** Begin PROVIDED MATERIAL **
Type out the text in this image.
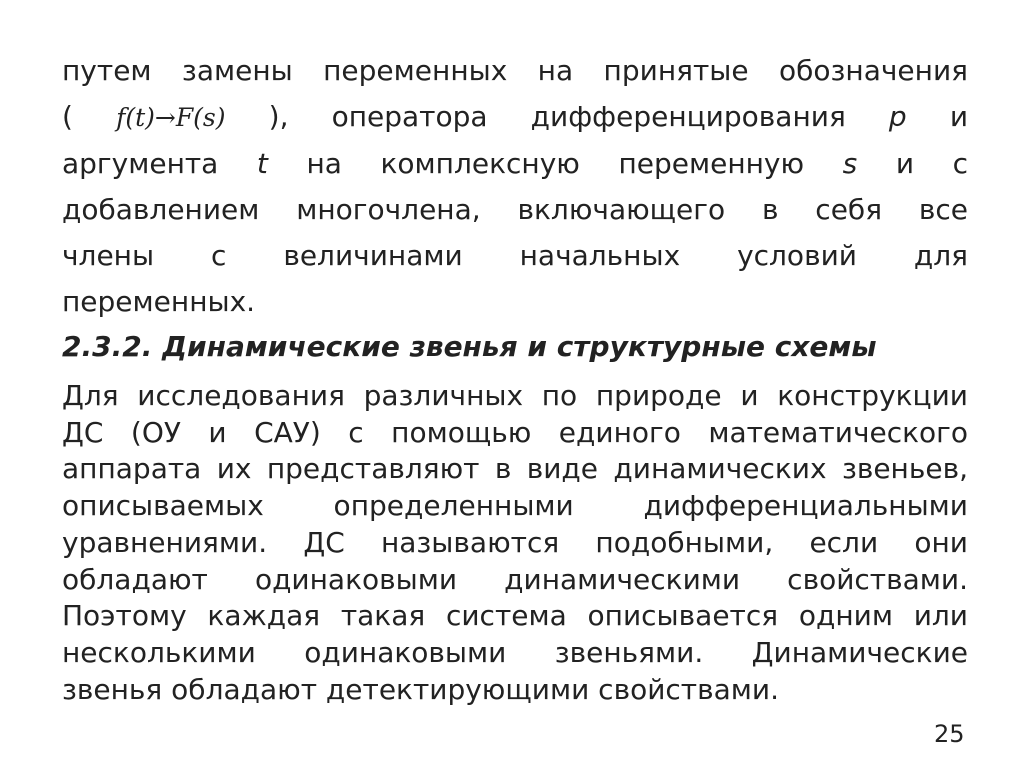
путем замены переменных на принятые обозначения
( f(t)→F(s) ), оператора дифференцирования p и
аргумента t на комплексную переменную s и с
добавлением многочлена, включающего в себя все
члены с величинами начальных условий для
переменных.
2.3.2. Динамические звенья и структурные схемы
Для исследования различных по природе и конструкции
ДС (ОУ и САУ) с помощью единого математического
аппарата их представляют в виде динамических звеньев,
описываемых определенными дифференциальными
уравнениями. ДС называются подобными, если они
обладают одинаковыми динамическими свойствами.
Поэтому каждая такая система описывается одним или
несколькими одинаковыми звеньями. Динамические
звенья обладают детектирующими свойствами.
25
** End PROVIDED MATERIAL **
- TASK
Every line in the data that holds "свойствами" should be copied out.

- OUTPUT BELOW
обладают одинаковыми динамическими свойствами.
звенья обладают детектирующими свойствами.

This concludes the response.